[MATERIAL SHOWN start]

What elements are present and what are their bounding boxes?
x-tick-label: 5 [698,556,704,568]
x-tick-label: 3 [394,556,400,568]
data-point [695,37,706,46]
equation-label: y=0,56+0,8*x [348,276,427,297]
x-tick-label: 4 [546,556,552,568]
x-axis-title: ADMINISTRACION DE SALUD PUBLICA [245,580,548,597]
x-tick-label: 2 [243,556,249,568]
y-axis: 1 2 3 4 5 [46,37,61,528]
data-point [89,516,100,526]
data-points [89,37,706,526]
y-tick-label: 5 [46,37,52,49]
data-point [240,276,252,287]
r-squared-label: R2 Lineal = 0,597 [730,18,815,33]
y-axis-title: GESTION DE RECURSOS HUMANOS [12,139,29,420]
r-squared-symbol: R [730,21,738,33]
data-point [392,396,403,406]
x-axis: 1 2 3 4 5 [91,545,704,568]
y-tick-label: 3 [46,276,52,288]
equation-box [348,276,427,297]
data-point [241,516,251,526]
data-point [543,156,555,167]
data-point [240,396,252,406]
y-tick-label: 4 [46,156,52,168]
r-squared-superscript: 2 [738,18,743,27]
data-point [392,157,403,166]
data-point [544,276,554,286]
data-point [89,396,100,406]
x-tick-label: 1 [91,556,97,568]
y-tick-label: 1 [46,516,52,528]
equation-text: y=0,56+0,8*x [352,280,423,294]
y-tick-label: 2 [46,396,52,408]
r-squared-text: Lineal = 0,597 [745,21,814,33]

[MATERIAL SHOWN end]

▸ EXERCISE DIRECTIONS
Copy out the lines above word for word.

▸ SOLUTION TO THE EXERCISE
What elements are present and what are their bounding boxes?
x-tick-label: 5 [698,556,704,568]
x-tick-label: 3 [394,556,400,568]
data-point [695,37,706,46]
equation-label: y=0,56+0,8*x [348,276,427,297]
x-tick-label: 4 [546,556,552,568]
x-axis-title: ADMINISTRACION DE SALUD PUBLICA [245,580,548,597]
x-tick-label: 2 [243,556,249,568]
y-axis: 1 2 3 4 5 [46,37,61,528]
data-point [89,516,100,526]
data-points [89,37,706,526]
y-tick-label: 5 [46,37,52,49]
data-point [240,276,252,287]
r-squared-label: R2 Lineal = 0,597 [730,18,815,33]
y-axis-title: GESTION DE RECURSOS HUMANOS [12,139,29,420]
r-squared-symbol: R [730,21,738,33]
data-point [392,396,403,406]
x-axis: 1 2 3 4 5 [91,545,704,568]
y-tick-label: 3 [46,276,52,288]
equation-box [348,276,427,297]
data-point [241,516,251,526]
data-point [543,156,555,167]
data-point [240,396,252,406]
y-tick-label: 4 [46,156,52,168]
r-squared-superscript: 2 [738,18,743,27]
data-point [392,157,403,166]
data-point [544,276,554,286]
data-point [89,396,100,406]
x-tick-label: 1 [91,556,97,568]
y-tick-label: 1 [46,516,52,528]
equation-text: y=0,56+0,8*x [352,280,423,294]
y-tick-label: 2 [46,396,52,408]
r-squared-text: Lineal = 0,597 [745,21,814,33]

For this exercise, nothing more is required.